## PROBLEM STATEMENT
Answer with one number: the count of lines in the listing below that hold the word "data".

Stored entries:
····················

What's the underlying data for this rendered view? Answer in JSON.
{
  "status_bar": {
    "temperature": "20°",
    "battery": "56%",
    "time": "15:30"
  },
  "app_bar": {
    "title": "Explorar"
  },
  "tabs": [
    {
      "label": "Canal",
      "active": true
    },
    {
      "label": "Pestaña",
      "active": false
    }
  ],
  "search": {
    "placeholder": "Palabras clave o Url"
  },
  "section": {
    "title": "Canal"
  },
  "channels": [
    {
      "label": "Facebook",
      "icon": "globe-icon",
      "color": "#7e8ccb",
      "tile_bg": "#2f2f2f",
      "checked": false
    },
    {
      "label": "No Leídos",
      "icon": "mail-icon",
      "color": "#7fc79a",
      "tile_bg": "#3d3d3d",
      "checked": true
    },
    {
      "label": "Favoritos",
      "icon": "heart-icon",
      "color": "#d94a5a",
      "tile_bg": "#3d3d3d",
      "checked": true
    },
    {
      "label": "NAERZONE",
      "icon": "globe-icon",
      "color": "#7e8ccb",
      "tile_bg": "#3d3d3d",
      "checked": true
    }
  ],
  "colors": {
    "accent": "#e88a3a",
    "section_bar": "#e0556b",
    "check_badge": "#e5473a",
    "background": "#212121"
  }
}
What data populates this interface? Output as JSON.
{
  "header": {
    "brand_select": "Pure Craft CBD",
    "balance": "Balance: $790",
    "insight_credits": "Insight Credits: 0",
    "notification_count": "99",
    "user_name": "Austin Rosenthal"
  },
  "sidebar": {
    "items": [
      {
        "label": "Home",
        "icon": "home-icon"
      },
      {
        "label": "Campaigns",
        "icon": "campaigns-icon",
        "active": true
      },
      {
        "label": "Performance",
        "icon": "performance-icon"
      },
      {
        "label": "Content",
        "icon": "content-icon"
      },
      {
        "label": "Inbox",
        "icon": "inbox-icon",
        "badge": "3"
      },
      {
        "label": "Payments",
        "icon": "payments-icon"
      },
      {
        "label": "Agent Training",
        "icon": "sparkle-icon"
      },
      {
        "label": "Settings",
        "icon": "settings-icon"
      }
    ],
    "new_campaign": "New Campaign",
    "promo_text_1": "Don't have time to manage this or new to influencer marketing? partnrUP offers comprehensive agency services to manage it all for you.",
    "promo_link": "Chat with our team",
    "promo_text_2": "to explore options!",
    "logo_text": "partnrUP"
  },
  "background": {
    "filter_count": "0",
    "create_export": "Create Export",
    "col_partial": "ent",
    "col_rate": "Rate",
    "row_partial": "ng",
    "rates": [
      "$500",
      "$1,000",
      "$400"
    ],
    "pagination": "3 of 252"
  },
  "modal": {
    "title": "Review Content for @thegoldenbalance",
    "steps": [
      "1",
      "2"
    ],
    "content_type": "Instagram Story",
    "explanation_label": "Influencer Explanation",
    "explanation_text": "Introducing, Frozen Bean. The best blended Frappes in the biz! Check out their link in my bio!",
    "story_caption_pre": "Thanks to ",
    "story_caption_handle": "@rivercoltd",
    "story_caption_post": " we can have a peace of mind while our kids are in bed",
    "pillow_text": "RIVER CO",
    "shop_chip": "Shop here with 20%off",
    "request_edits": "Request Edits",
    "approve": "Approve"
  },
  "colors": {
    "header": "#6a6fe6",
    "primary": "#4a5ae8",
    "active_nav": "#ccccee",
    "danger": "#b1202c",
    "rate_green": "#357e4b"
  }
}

····················

## REPLY TO THE EXERCISE
2